■ **AIM OF THE TASK**: Give the data a second time, exactly and in full.

■ **INPUT MATERIAL**:
□ □ □ □
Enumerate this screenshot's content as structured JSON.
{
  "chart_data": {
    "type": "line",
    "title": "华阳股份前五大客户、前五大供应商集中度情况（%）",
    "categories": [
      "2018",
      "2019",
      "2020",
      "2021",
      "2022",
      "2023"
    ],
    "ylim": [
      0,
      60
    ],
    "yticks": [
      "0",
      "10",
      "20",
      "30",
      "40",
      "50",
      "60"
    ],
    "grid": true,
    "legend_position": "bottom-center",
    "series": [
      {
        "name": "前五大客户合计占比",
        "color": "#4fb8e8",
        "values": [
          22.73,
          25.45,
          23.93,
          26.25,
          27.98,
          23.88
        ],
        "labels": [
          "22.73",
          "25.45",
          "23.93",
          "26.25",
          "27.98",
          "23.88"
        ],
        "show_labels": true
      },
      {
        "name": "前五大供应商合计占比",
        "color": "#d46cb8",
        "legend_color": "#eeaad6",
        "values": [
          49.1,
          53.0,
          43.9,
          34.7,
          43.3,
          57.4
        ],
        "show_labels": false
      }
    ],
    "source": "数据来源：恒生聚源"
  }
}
□ □ □ □
■ **ANSWER FOR THIS EXERCISE**:
Enumerate this screenshot's content as structured JSON.
{
  "chart_data": {
    "type": "line",
    "title": "华阳股份前五大客户、前五大供应商集中度情况（%）",
    "categories": [
      "2018",
      "2019",
      "2020",
      "2021",
      "2022",
      "2023"
    ],
    "ylim": [
      0,
      60
    ],
    "yticks": [
      "0",
      "10",
      "20",
      "30",
      "40",
      "50",
      "60"
    ],
    "grid": true,
    "legend_position": "bottom-center",
    "series": [
      {
        "name": "前五大客户合计占比",
        "color": "#4fb8e8",
        "values": [
          22.73,
          25.45,
          23.93,
          26.25,
          27.98,
          23.88
        ],
        "labels": [
          "22.73",
          "25.45",
          "23.93",
          "26.25",
          "27.98",
          "23.88"
        ],
        "show_labels": true
      },
      {
        "name": "前五大供应商合计占比",
        "color": "#d46cb8",
        "legend_color": "#eeaad6",
        "values": [
          49.1,
          53.0,
          43.9,
          34.7,
          43.3,
          57.4
        ],
        "show_labels": false
      }
    ],
    "source": "数据来源：恒生聚源"
  }
}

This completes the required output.